• REQUIRED WORK
Which lines in the data below contain the string "with"? Locate and copy each such line, treating uppercase and lowercase as different.

Element boundary data:
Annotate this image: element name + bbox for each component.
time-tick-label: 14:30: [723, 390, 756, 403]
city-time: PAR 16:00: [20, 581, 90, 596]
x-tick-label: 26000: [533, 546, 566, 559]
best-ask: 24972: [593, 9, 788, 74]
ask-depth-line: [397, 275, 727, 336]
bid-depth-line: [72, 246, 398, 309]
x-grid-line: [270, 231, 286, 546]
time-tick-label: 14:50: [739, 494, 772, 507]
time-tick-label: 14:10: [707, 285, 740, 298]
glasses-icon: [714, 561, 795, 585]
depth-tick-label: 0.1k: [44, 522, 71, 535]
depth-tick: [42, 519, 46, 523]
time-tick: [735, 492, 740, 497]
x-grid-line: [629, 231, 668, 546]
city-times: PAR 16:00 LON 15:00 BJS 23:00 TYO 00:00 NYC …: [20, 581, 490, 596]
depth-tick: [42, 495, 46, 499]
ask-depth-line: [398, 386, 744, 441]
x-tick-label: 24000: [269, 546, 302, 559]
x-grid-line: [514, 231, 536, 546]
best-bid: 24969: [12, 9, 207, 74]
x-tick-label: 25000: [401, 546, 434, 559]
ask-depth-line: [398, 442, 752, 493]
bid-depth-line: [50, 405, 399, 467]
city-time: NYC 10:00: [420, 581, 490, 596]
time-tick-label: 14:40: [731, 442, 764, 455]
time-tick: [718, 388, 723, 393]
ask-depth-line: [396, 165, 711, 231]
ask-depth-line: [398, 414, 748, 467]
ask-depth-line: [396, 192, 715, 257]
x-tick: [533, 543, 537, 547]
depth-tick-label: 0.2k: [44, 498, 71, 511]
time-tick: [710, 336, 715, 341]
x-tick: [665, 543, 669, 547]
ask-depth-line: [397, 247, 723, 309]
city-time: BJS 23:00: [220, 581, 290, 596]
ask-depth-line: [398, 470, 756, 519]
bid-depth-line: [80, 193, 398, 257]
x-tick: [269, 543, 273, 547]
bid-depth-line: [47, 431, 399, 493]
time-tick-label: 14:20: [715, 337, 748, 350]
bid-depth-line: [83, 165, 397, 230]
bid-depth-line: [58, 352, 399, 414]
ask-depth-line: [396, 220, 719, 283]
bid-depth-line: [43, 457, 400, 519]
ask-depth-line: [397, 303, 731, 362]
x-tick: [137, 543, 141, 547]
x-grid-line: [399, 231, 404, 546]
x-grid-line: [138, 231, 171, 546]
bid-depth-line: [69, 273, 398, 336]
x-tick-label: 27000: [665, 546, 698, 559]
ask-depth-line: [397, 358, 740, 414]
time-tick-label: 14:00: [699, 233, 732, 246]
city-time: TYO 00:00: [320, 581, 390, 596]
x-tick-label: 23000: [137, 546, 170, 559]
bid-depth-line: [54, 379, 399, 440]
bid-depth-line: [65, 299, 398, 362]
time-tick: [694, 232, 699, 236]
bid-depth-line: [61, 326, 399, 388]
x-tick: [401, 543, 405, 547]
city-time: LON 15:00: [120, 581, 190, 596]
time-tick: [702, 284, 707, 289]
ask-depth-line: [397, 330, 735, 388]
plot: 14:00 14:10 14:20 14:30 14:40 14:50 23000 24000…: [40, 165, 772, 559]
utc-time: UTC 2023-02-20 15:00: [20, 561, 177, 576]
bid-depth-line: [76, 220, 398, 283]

--

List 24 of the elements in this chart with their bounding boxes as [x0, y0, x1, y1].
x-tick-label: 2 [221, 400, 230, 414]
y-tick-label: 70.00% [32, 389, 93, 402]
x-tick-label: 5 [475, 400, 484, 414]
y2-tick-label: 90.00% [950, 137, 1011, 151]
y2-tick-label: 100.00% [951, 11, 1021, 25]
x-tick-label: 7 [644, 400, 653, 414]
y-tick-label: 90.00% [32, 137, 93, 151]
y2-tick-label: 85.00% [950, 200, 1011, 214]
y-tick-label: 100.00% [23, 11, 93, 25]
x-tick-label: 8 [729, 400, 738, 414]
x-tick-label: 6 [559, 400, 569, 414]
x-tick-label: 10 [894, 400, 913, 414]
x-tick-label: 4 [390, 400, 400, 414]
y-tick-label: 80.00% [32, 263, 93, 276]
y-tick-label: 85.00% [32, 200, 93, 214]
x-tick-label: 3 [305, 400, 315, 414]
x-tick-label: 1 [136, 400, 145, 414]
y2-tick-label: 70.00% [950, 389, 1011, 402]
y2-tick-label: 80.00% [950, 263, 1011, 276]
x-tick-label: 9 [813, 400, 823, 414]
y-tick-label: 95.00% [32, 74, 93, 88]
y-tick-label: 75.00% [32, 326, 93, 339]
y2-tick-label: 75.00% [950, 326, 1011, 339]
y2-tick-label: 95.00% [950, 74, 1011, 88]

* * *

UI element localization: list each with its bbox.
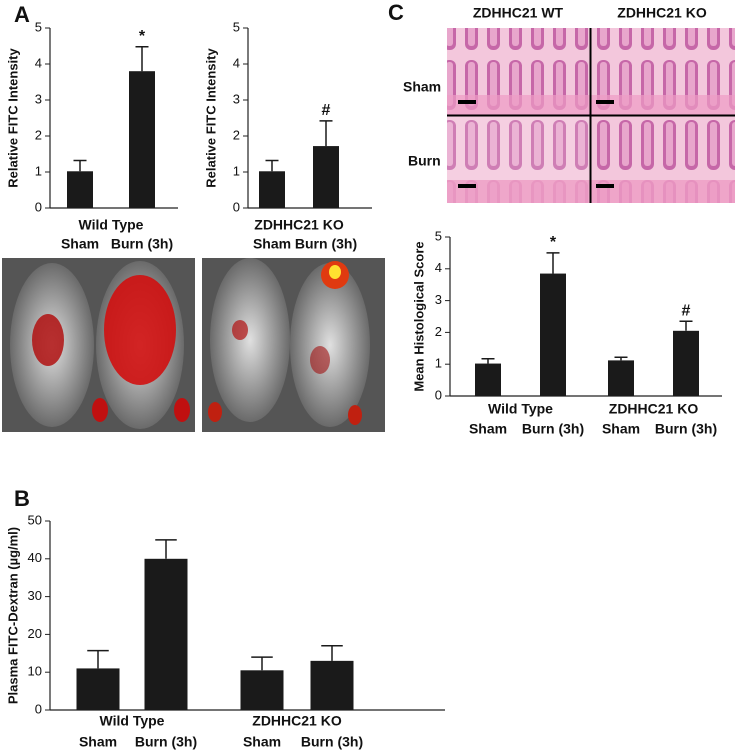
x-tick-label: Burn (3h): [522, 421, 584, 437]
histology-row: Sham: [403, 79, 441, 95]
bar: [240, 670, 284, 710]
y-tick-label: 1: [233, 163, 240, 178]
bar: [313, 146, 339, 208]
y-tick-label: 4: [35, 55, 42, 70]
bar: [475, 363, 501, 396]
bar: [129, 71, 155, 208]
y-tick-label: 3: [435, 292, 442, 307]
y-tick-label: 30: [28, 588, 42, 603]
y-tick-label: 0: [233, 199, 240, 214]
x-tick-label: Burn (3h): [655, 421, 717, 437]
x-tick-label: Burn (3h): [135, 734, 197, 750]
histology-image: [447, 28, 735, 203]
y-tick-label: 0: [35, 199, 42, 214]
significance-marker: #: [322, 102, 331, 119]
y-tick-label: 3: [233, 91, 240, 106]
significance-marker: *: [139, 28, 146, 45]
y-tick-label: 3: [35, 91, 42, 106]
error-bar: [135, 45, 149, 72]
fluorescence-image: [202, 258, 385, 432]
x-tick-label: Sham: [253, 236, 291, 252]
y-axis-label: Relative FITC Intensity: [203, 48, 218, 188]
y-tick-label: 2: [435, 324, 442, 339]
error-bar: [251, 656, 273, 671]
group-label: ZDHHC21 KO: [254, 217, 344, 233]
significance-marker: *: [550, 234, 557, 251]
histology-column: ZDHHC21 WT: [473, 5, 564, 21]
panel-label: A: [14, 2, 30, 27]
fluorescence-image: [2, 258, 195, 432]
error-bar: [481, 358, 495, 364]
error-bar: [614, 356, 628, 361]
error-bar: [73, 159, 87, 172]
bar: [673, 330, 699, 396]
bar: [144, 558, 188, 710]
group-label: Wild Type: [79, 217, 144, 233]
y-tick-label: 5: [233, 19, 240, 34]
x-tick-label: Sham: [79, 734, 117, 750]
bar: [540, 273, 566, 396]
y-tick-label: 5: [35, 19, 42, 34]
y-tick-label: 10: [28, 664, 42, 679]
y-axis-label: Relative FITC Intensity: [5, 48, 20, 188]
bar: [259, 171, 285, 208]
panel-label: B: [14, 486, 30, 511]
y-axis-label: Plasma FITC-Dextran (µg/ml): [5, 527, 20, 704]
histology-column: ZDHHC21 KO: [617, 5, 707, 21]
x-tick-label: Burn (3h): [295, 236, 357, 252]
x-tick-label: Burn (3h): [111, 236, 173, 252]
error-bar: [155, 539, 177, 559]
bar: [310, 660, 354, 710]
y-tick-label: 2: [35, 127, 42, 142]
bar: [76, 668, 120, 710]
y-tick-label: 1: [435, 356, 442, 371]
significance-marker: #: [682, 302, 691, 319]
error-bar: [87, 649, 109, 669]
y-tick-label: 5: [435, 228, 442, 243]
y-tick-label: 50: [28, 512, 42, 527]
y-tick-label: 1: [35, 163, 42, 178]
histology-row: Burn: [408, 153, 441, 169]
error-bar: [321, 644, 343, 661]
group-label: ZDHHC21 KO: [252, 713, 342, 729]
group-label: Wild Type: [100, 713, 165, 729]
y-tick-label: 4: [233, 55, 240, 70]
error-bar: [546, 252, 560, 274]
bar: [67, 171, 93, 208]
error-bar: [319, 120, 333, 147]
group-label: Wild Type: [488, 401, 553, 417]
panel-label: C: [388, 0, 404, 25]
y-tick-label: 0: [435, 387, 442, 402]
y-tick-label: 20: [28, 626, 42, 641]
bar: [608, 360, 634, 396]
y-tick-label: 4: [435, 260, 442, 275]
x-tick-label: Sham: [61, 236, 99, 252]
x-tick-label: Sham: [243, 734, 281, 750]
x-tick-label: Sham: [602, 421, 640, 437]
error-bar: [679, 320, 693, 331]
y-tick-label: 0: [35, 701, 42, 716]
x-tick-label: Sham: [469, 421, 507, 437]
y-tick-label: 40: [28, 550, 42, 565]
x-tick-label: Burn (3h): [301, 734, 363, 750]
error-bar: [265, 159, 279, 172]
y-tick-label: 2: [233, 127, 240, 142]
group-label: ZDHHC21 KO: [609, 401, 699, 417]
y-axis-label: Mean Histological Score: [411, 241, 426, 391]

• RESPONSE BELOW
List 24 of the elements in this chart with their bounding boxes as [x0, y0, x1, y1].
UI element localization: list each with its bbox.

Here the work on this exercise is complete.